## begin

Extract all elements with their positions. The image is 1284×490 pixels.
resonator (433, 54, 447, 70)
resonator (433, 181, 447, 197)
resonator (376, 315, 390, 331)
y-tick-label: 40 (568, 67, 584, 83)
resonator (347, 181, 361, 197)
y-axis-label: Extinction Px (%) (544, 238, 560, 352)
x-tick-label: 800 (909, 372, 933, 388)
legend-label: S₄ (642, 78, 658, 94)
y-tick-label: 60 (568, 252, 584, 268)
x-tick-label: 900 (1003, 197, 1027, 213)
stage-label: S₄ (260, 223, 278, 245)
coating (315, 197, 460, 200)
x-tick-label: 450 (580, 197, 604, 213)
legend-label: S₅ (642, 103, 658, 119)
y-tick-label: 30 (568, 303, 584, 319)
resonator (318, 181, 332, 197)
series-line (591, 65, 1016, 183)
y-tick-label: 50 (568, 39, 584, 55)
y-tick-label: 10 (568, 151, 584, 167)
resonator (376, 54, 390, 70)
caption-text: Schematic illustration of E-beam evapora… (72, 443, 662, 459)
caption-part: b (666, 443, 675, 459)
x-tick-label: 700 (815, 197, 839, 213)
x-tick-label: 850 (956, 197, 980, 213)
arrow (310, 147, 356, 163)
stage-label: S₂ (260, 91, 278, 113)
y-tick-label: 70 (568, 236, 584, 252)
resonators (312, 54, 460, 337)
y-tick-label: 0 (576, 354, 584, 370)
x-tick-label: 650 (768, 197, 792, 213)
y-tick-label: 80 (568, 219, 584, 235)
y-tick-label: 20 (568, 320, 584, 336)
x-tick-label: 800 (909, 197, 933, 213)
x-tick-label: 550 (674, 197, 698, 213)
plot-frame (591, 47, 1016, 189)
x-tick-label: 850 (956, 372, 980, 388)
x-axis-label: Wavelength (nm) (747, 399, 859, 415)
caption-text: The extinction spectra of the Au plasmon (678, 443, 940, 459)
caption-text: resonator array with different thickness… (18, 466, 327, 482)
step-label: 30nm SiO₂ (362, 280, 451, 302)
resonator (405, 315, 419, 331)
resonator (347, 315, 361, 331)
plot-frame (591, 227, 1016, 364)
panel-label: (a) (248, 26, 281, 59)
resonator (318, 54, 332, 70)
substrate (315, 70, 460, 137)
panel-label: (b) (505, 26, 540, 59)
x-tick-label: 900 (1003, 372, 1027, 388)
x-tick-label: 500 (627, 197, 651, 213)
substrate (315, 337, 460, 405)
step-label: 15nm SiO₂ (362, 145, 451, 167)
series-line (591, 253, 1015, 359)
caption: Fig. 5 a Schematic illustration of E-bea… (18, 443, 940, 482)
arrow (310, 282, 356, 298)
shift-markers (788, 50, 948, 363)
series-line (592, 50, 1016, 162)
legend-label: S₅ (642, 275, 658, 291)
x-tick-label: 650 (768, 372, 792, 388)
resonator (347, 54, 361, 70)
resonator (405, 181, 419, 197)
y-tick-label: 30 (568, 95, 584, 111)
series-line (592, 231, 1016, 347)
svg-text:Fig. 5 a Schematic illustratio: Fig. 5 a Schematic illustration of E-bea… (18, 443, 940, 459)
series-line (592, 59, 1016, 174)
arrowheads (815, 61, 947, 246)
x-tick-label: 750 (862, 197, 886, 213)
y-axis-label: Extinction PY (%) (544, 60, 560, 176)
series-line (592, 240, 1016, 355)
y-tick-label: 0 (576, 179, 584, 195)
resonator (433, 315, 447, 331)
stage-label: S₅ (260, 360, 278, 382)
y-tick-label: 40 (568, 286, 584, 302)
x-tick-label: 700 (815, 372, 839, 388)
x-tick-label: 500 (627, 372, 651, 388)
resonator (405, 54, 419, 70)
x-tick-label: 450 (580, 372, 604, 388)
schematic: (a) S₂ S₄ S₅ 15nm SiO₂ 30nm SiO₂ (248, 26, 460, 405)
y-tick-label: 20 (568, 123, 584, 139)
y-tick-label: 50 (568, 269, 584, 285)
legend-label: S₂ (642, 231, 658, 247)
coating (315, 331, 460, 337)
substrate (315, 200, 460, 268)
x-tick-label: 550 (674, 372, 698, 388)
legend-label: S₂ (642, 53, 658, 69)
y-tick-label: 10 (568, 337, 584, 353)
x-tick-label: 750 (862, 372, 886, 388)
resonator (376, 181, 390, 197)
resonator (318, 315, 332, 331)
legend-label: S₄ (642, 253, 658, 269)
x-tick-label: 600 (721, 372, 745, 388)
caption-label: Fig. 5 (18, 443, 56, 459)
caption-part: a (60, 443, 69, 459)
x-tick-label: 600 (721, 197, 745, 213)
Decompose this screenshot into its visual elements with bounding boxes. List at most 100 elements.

## end
## begin

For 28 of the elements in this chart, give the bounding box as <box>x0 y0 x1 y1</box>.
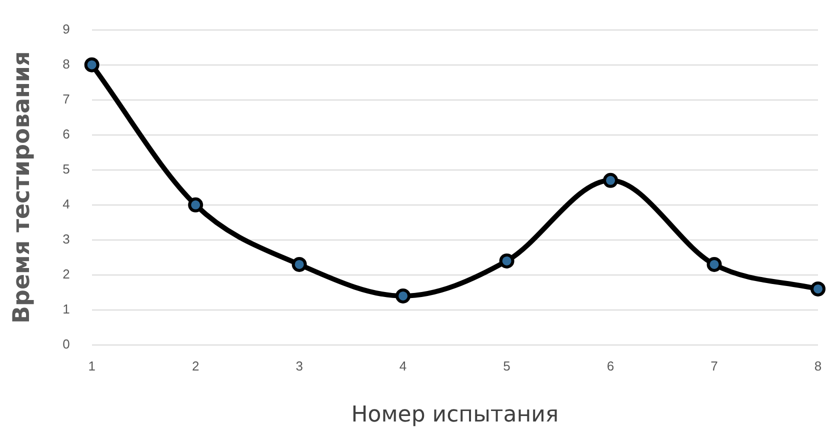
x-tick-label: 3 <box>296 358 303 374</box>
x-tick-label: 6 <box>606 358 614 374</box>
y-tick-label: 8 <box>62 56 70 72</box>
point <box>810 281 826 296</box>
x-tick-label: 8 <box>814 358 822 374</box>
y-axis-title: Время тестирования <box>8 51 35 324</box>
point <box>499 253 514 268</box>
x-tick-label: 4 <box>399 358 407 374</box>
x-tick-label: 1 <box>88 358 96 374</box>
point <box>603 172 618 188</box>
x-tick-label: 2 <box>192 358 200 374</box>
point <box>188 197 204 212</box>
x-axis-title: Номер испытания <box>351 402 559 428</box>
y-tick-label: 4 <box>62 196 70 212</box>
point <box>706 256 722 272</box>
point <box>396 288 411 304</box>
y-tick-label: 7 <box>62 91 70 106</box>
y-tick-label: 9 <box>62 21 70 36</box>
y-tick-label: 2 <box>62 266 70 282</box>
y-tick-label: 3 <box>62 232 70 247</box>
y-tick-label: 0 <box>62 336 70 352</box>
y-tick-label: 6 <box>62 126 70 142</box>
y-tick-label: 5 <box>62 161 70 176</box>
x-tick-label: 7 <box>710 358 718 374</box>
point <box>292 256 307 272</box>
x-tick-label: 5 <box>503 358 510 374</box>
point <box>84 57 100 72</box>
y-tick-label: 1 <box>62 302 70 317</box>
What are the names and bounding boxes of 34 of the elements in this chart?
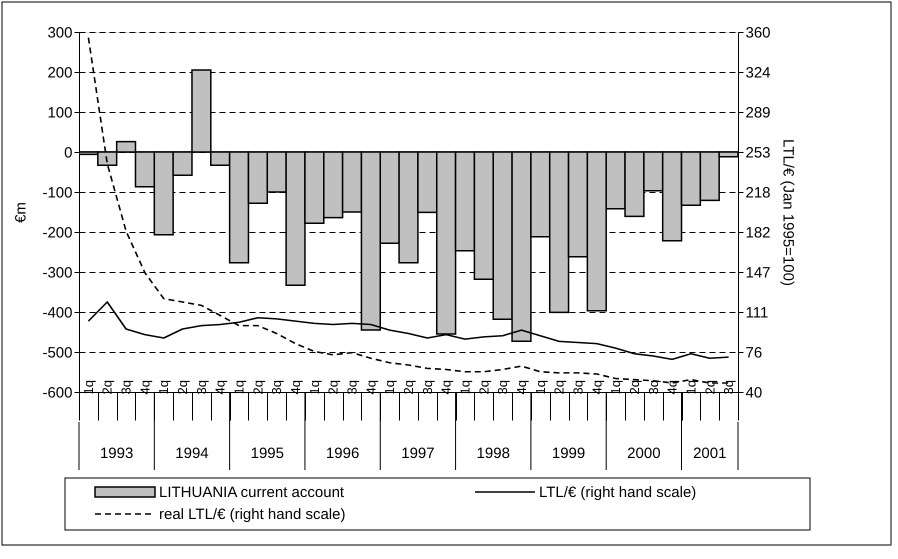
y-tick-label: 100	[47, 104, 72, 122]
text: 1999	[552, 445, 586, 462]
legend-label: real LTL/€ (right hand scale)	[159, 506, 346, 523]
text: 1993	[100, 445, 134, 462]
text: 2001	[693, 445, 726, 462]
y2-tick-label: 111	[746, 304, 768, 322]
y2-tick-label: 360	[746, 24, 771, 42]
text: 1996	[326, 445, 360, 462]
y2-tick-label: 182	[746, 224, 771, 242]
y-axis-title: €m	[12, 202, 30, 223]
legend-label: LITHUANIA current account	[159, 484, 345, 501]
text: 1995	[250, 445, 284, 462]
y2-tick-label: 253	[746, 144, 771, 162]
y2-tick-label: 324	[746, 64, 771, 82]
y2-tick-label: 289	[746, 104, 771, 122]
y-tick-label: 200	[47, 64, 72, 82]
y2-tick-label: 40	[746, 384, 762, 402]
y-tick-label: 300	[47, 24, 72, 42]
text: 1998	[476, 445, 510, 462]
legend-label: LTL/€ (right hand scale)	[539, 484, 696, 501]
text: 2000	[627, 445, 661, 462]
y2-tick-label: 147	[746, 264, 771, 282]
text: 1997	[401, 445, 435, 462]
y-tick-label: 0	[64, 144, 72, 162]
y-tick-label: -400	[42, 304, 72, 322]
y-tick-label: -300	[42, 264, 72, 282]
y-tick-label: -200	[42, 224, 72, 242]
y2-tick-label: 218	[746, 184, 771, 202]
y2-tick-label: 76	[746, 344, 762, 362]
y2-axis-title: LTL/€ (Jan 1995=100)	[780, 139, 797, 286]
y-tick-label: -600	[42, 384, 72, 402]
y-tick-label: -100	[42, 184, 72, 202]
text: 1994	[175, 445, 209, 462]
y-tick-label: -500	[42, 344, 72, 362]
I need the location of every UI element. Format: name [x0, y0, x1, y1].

## end

◆ TASK TO COMPLETE: Reproduce the lines between the one containing "Extract all elements" and the one containing "caption-text: Schematic illustration", inclusive, switching "resonator" to "antenna" and leaving everything else unchanged.

◆ SOLUTION TO THIS PROBLEM:
Extract all elements with their positions. The image is 1284×490 pixels.
antenna (433, 54, 447, 70)
antenna (433, 181, 447, 197)
antenna (376, 315, 390, 331)
y-tick-label: 40 (568, 67, 584, 83)
antenna (347, 181, 361, 197)
y-axis-label: Extinction Px (%) (544, 238, 560, 352)
x-tick-label: 800 (909, 372, 933, 388)
legend-label: S₄ (642, 78, 658, 94)
y-tick-label: 60 (568, 252, 584, 268)
x-tick-label: 900 (1003, 197, 1027, 213)
stage-label: S₄ (260, 223, 278, 245)
coating (315, 197, 460, 200)
x-tick-label: 450 (580, 197, 604, 213)
legend-label: S₅ (642, 103, 658, 119)
y-tick-label: 30 (568, 303, 584, 319)
antenna (318, 181, 332, 197)
series-line (591, 65, 1016, 183)
y-tick-label: 50 (568, 39, 584, 55)
y-tick-label: 10 (568, 151, 584, 167)
antenna (376, 54, 390, 70)
caption-text: Schematic illustration of E-beam evapora… (72, 443, 662, 459)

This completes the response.